### [WORK TO COMPLETE]
Rewrite the data that follows, putting "COLOR INDEX" in place of every occurrence of "COLOR" and leaving everything else as it is.

--- Start INPUT ---

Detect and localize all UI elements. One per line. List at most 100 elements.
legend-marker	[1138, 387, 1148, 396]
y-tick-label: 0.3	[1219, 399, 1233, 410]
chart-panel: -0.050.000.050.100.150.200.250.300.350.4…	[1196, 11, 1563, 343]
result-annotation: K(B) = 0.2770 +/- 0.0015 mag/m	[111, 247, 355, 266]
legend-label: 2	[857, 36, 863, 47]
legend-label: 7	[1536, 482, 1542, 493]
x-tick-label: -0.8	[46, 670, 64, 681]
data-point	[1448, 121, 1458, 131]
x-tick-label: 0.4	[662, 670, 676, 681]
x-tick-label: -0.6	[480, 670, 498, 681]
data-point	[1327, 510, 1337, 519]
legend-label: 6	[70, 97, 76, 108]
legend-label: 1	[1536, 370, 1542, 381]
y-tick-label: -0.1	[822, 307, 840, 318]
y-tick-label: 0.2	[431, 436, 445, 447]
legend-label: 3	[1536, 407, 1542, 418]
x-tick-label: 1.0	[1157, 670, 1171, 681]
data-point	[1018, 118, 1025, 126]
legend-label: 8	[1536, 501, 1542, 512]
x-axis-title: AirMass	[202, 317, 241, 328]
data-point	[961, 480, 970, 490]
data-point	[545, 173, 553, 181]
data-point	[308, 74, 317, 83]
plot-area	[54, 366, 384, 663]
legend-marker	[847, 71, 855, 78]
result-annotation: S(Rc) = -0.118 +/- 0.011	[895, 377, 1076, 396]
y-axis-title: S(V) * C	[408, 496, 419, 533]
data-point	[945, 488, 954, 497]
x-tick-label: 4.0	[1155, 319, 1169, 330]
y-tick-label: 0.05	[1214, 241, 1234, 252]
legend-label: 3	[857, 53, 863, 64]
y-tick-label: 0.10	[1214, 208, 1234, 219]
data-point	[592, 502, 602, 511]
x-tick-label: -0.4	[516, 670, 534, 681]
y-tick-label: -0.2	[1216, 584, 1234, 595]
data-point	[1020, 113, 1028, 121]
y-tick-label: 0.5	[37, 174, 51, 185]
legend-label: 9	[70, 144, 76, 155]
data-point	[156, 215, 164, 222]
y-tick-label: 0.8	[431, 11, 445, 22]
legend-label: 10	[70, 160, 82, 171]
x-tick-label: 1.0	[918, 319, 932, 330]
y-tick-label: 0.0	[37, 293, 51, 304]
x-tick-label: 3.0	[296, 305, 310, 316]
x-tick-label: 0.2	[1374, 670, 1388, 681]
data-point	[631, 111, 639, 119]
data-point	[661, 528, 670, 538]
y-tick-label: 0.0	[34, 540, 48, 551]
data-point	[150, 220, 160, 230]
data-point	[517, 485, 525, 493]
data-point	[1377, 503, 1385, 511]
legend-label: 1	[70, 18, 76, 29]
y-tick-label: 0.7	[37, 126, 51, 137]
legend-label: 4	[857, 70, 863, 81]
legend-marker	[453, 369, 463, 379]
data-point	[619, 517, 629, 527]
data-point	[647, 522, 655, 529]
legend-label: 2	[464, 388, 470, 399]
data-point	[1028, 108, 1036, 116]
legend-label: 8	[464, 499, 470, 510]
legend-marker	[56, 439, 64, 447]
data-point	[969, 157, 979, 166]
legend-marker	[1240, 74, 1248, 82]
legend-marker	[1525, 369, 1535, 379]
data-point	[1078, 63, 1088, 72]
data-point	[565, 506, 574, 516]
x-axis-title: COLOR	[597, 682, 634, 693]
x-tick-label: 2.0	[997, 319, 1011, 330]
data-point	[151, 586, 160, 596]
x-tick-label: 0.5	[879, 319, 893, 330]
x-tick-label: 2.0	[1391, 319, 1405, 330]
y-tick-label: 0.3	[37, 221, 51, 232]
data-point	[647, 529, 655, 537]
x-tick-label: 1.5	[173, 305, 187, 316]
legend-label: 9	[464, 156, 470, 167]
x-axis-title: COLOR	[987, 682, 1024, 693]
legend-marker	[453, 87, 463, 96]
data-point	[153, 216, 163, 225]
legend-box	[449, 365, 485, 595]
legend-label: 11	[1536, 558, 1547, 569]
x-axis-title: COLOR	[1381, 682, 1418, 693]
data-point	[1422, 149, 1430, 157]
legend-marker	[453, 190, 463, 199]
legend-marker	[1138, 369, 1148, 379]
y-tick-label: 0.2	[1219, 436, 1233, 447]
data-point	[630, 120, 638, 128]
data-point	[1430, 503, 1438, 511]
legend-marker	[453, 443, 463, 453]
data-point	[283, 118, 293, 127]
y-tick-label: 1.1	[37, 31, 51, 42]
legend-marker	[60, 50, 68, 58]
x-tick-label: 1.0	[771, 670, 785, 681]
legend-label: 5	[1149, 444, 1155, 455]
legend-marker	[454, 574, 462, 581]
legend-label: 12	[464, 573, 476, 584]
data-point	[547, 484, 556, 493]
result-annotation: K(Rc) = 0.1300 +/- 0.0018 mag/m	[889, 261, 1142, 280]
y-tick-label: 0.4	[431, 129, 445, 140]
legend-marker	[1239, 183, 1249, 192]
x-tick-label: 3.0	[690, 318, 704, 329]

--- End INPUT ---

### [ANSWER TO THIS EXERCISE]
Detect and localize all UI elements. One per line. List at most 100 elements.
legend-marker	[1138, 387, 1148, 396]
y-tick-label: 0.3	[1219, 399, 1233, 410]
chart-panel: -0.050.000.050.100.150.200.250.300.350.4…	[1196, 11, 1563, 343]
result-annotation: K(B) = 0.2770 +/- 0.0015 mag/m	[111, 247, 355, 266]
legend-label: 2	[857, 36, 863, 47]
legend-label: 7	[1536, 482, 1542, 493]
x-tick-label: -0.8	[46, 670, 64, 681]
data-point	[1448, 121, 1458, 131]
x-tick-label: 0.4	[662, 670, 676, 681]
x-tick-label: -0.6	[480, 670, 498, 681]
data-point	[1327, 510, 1337, 519]
legend-label: 6	[70, 97, 76, 108]
legend-label: 1	[1536, 370, 1542, 381]
y-tick-label: -0.1	[822, 307, 840, 318]
y-tick-label: 0.2	[431, 436, 445, 447]
legend-label: 3	[1536, 407, 1542, 418]
x-tick-label: 1.0	[1157, 670, 1171, 681]
data-point	[1018, 118, 1025, 126]
legend-label: 8	[1536, 501, 1542, 512]
x-axis-title: AirMass	[202, 317, 241, 328]
data-point	[961, 480, 970, 490]
data-point	[545, 173, 553, 181]
data-point	[308, 74, 317, 83]
plot-area	[54, 366, 384, 663]
legend-marker	[847, 71, 855, 78]
result-annotation: S(Rc) = -0.118 +/- 0.011	[895, 377, 1076, 396]
y-axis-title: S(V) * C	[408, 496, 419, 533]
data-point	[945, 488, 954, 497]
x-tick-label: 4.0	[1155, 319, 1169, 330]
y-tick-label: 0.05	[1214, 241, 1234, 252]
legend-label: 3	[857, 53, 863, 64]
y-tick-label: 0.10	[1214, 208, 1234, 219]
data-point	[592, 502, 602, 511]
x-tick-label: -0.4	[516, 670, 534, 681]
y-tick-label: -0.2	[1216, 584, 1234, 595]
data-point	[1020, 113, 1028, 121]
y-tick-label: 0.5	[37, 174, 51, 185]
legend-label: 9	[70, 144, 76, 155]
data-point	[156, 215, 164, 222]
y-tick-label: 0.8	[431, 11, 445, 22]
legend-label: 10	[70, 160, 82, 171]
x-tick-label: 1.0	[918, 319, 932, 330]
y-tick-label: 0.0	[37, 293, 51, 304]
x-tick-label: 3.0	[296, 305, 310, 316]
x-tick-label: 0.2	[1374, 670, 1388, 681]
data-point	[631, 111, 639, 119]
data-point	[661, 528, 670, 538]
y-tick-label: 0.0	[34, 540, 48, 551]
data-point	[150, 220, 160, 230]
data-point	[517, 485, 525, 493]
data-point	[1377, 503, 1385, 511]
legend-label: 1	[70, 18, 76, 29]
y-tick-label: 0.7	[37, 126, 51, 137]
legend-label: 4	[857, 70, 863, 81]
legend-marker	[453, 369, 463, 379]
data-point	[619, 517, 629, 527]
data-point	[647, 522, 655, 529]
legend-label: 2	[464, 388, 470, 399]
data-point	[1028, 108, 1036, 116]
legend-label: 8	[464, 499, 470, 510]
legend-marker	[56, 439, 64, 447]
data-point	[969, 157, 979, 166]
legend-marker	[1240, 74, 1248, 82]
legend-marker	[1525, 369, 1535, 379]
data-point	[1078, 63, 1088, 72]
data-point	[565, 506, 574, 516]
x-axis-title: COLOR INDEX	[597, 682, 634, 693]
x-tick-label: 2.0	[997, 319, 1011, 330]
data-point	[151, 586, 160, 596]
x-tick-label: 0.5	[879, 319, 893, 330]
x-tick-label: 2.0	[1391, 319, 1405, 330]
y-tick-label: 0.3	[37, 221, 51, 232]
data-point	[647, 529, 655, 537]
x-tick-label: 1.5	[173, 305, 187, 316]
legend-label: 9	[464, 156, 470, 167]
x-axis-title: COLOR INDEX	[987, 682, 1024, 693]
legend-marker	[453, 87, 463, 96]
data-point	[153, 216, 163, 225]
legend-box	[449, 365, 485, 595]
legend-label: 11	[1536, 558, 1547, 569]
x-axis-title: COLOR INDEX	[1381, 682, 1418, 693]
data-point	[1422, 149, 1430, 157]
legend-marker	[453, 190, 463, 199]
legend-marker	[1138, 369, 1148, 379]
y-tick-label: 0.2	[1219, 436, 1233, 447]
data-point	[630, 120, 638, 128]
data-point	[1430, 503, 1438, 511]
legend-marker	[453, 443, 463, 453]
data-point	[283, 118, 293, 127]
y-tick-label: 1.1	[37, 31, 51, 42]
legend-marker	[60, 50, 68, 58]
x-tick-label: 1.0	[771, 670, 785, 681]
legend-label: 5	[1149, 444, 1155, 455]
legend-marker	[454, 574, 462, 581]
legend-label: 12	[464, 573, 476, 584]
data-point	[547, 484, 556, 493]
result-annotation: K(Rc) = 0.1300 +/- 0.0018 mag/m	[889, 261, 1142, 280]
y-tick-label: 0.4	[431, 129, 445, 140]
legend-marker	[1239, 183, 1249, 192]
x-tick-label: 3.0	[690, 318, 704, 329]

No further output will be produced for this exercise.